### [Saved entries]
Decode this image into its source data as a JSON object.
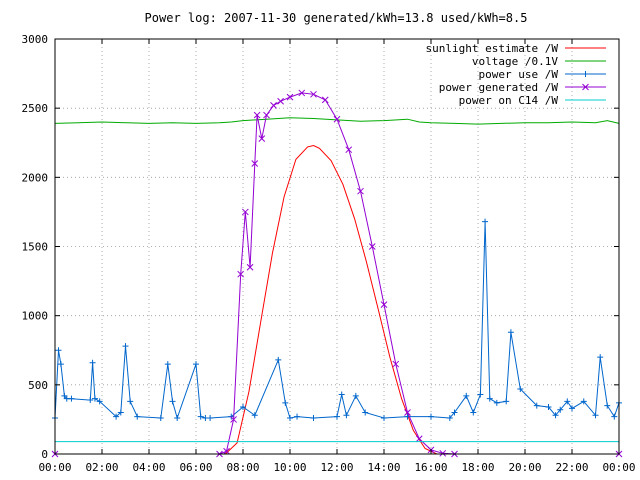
{
  "chart_data": {
    "type": "line",
    "title": "Power log: 2007-11-30 generated/kWh=13.8 used/kWh=8.5",
    "xlabel": "",
    "ylabel": "",
    "xlim": [
      "00:00",
      "24:00"
    ],
    "ylim": [
      0,
      3000
    ],
    "x_ticks": [
      "00:00",
      "02:00",
      "04:00",
      "06:00",
      "08:00",
      "10:00",
      "12:00",
      "14:00",
      "16:00",
      "18:00",
      "20:00",
      "22:00",
      "00:00"
    ],
    "y_ticks": [
      0,
      500,
      1000,
      1500,
      2000,
      2500,
      3000
    ],
    "grid": true,
    "legend_position": "top-right",
    "series": [
      {
        "name": "sunlight estimate /W",
        "color": "#ff0000",
        "style": "line",
        "x": [
          7.25,
          7.75,
          8.25,
          8.75,
          9.25,
          9.75,
          10.25,
          10.75,
          11.0,
          11.25,
          11.75,
          12.25,
          12.75,
          13.25,
          13.75,
          14.25,
          14.75,
          15.25,
          15.75,
          16.25
        ],
        "y": [
          0,
          80,
          450,
          950,
          1450,
          1860,
          2130,
          2220,
          2230,
          2210,
          2120,
          1950,
          1700,
          1390,
          1050,
          700,
          400,
          170,
          40,
          0
        ]
      },
      {
        "name": "voltage /0.1V",
        "color": "#00aa00",
        "style": "line",
        "x": [
          0,
          1,
          2,
          3,
          4,
          5,
          6,
          7,
          7.5,
          8,
          9,
          10,
          11,
          12,
          13,
          14,
          15,
          15.5,
          16,
          17,
          18,
          19,
          20,
          21,
          22,
          23,
          23.5,
          24
        ],
        "y": [
          2390,
          2395,
          2400,
          2395,
          2390,
          2395,
          2390,
          2395,
          2400,
          2410,
          2420,
          2430,
          2425,
          2415,
          2405,
          2410,
          2420,
          2400,
          2395,
          2390,
          2385,
          2390,
          2395,
          2395,
          2400,
          2395,
          2410,
          2390
        ]
      },
      {
        "name": "power use /W",
        "color": "#0066cc",
        "style": "line+plus",
        "x": [
          0,
          0.15,
          0.25,
          0.4,
          0.5,
          0.7,
          1.5,
          1.6,
          1.7,
          1.9,
          2.6,
          2.8,
          3.0,
          3.2,
          3.5,
          4.5,
          4.8,
          5.0,
          5.2,
          6.0,
          6.2,
          6.4,
          6.6,
          7.5,
          8.0,
          8.5,
          9.5,
          9.8,
          10.0,
          10.3,
          11.0,
          12.0,
          12.2,
          12.4,
          12.8,
          13.2,
          14.0,
          15.0,
          16.0,
          16.8,
          17.0,
          17.5,
          17.8,
          18.1,
          18.3,
          18.5,
          18.8,
          19.2,
          19.4,
          19.8,
          20.5,
          21.0,
          21.3,
          21.5,
          21.8,
          22.0,
          22.5,
          23.0,
          23.2,
          23.5,
          23.8,
          24
        ],
        "y": [
          260,
          750,
          650,
          420,
          400,
          400,
          390,
          660,
          400,
          380,
          270,
          300,
          780,
          380,
          270,
          260,
          650,
          380,
          260,
          650,
          270,
          260,
          260,
          270,
          340,
          280,
          680,
          370,
          260,
          270,
          260,
          270,
          430,
          280,
          420,
          300,
          260,
          270,
          270,
          260,
          300,
          420,
          300,
          430,
          1680,
          400,
          370,
          380,
          880,
          470,
          350,
          340,
          280,
          320,
          380,
          330,
          380,
          280,
          700,
          350,
          270,
          370
        ]
      },
      {
        "name": "power generated /W",
        "color": "#9400d3",
        "style": "line+cross",
        "x": [
          0,
          7.0,
          7.3,
          7.6,
          7.9,
          8.1,
          8.3,
          8.5,
          8.6,
          8.8,
          9.0,
          9.3,
          9.6,
          10.0,
          10.5,
          11.0,
          11.5,
          12.0,
          12.5,
          13.0,
          13.5,
          14.0,
          14.5,
          15.0,
          15.5,
          16.0,
          16.5,
          17.0,
          24
        ],
        "y": [
          0,
          0,
          20,
          250,
          1300,
          1750,
          1350,
          2100,
          2450,
          2280,
          2450,
          2520,
          2550,
          2580,
          2610,
          2600,
          2560,
          2420,
          2200,
          1900,
          1500,
          1080,
          650,
          300,
          110,
          30,
          5,
          0,
          0
        ]
      },
      {
        "name": "power on C14 /W",
        "color": "#00cccc",
        "style": "line",
        "x": [
          0,
          24
        ],
        "y": [
          90,
          90
        ]
      }
    ]
  }
}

### [What you are asked to do]
Above are records to transcribe exactly; leave their pictures out.

### [Result of the task]
Decode this image into its source data as a JSON object.
{
  "chart_data": {
    "type": "line",
    "title": "Power log: 2007-11-30 generated/kWh=13.8 used/kWh=8.5",
    "xlabel": "",
    "ylabel": "",
    "xlim": [
      "00:00",
      "24:00"
    ],
    "ylim": [
      0,
      3000
    ],
    "x_ticks": [
      "00:00",
      "02:00",
      "04:00",
      "06:00",
      "08:00",
      "10:00",
      "12:00",
      "14:00",
      "16:00",
      "18:00",
      "20:00",
      "22:00",
      "00:00"
    ],
    "y_ticks": [
      0,
      500,
      1000,
      1500,
      2000,
      2500,
      3000
    ],
    "grid": true,
    "legend_position": "top-right",
    "series": [
      {
        "name": "sunlight estimate /W",
        "color": "#ff0000",
        "style": "line",
        "x": [
          7.25,
          7.75,
          8.25,
          8.75,
          9.25,
          9.75,
          10.25,
          10.75,
          11.0,
          11.25,
          11.75,
          12.25,
          12.75,
          13.25,
          13.75,
          14.25,
          14.75,
          15.25,
          15.75,
          16.25
        ],
        "y": [
          0,
          80,
          450,
          950,
          1450,
          1860,
          2130,
          2220,
          2230,
          2210,
          2120,
          1950,
          1700,
          1390,
          1050,
          700,
          400,
          170,
          40,
          0
        ]
      },
      {
        "name": "voltage /0.1V",
        "color": "#00aa00",
        "style": "line",
        "x": [
          0,
          1,
          2,
          3,
          4,
          5,
          6,
          7,
          7.5,
          8,
          9,
          10,
          11,
          12,
          13,
          14,
          15,
          15.5,
          16,
          17,
          18,
          19,
          20,
          21,
          22,
          23,
          23.5,
          24
        ],
        "y": [
          2390,
          2395,
          2400,
          2395,
          2390,
          2395,
          2390,
          2395,
          2400,
          2410,
          2420,
          2430,
          2425,
          2415,
          2405,
          2410,
          2420,
          2400,
          2395,
          2390,
          2385,
          2390,
          2395,
          2395,
          2400,
          2395,
          2410,
          2390
        ]
      },
      {
        "name": "power use /W",
        "color": "#0066cc",
        "style": "line+plus",
        "x": [
          0,
          0.15,
          0.25,
          0.4,
          0.5,
          0.7,
          1.5,
          1.6,
          1.7,
          1.9,
          2.6,
          2.8,
          3.0,
          3.2,
          3.5,
          4.5,
          4.8,
          5.0,
          5.2,
          6.0,
          6.2,
          6.4,
          6.6,
          7.5,
          8.0,
          8.5,
          9.5,
          9.8,
          10.0,
          10.3,
          11.0,
          12.0,
          12.2,
          12.4,
          12.8,
          13.2,
          14.0,
          15.0,
          16.0,
          16.8,
          17.0,
          17.5,
          17.8,
          18.1,
          18.3,
          18.5,
          18.8,
          19.2,
          19.4,
          19.8,
          20.5,
          21.0,
          21.3,
          21.5,
          21.8,
          22.0,
          22.5,
          23.0,
          23.2,
          23.5,
          23.8,
          24
        ],
        "y": [
          260,
          750,
          650,
          420,
          400,
          400,
          390,
          660,
          400,
          380,
          270,
          300,
          780,
          380,
          270,
          260,
          650,
          380,
          260,
          650,
          270,
          260,
          260,
          270,
          340,
          280,
          680,
          370,
          260,
          270,
          260,
          270,
          430,
          280,
          420,
          300,
          260,
          270,
          270,
          260,
          300,
          420,
          300,
          430,
          1680,
          400,
          370,
          380,
          880,
          470,
          350,
          340,
          280,
          320,
          380,
          330,
          380,
          280,
          700,
          350,
          270,
          370
        ]
      },
      {
        "name": "power generated /W",
        "color": "#9400d3",
        "style": "line+cross",
        "x": [
          0,
          7.0,
          7.3,
          7.6,
          7.9,
          8.1,
          8.3,
          8.5,
          8.6,
          8.8,
          9.0,
          9.3,
          9.6,
          10.0,
          10.5,
          11.0,
          11.5,
          12.0,
          12.5,
          13.0,
          13.5,
          14.0,
          14.5,
          15.0,
          15.5,
          16.0,
          16.5,
          17.0,
          24
        ],
        "y": [
          0,
          0,
          20,
          250,
          1300,
          1750,
          1350,
          2100,
          2450,
          2280,
          2450,
          2520,
          2550,
          2580,
          2610,
          2600,
          2560,
          2420,
          2200,
          1900,
          1500,
          1080,
          650,
          300,
          110,
          30,
          5,
          0,
          0
        ]
      },
      {
        "name": "power on C14 /W",
        "color": "#00cccc",
        "style": "line",
        "x": [
          0,
          24
        ],
        "y": [
          90,
          90
        ]
      }
    ]
  }
}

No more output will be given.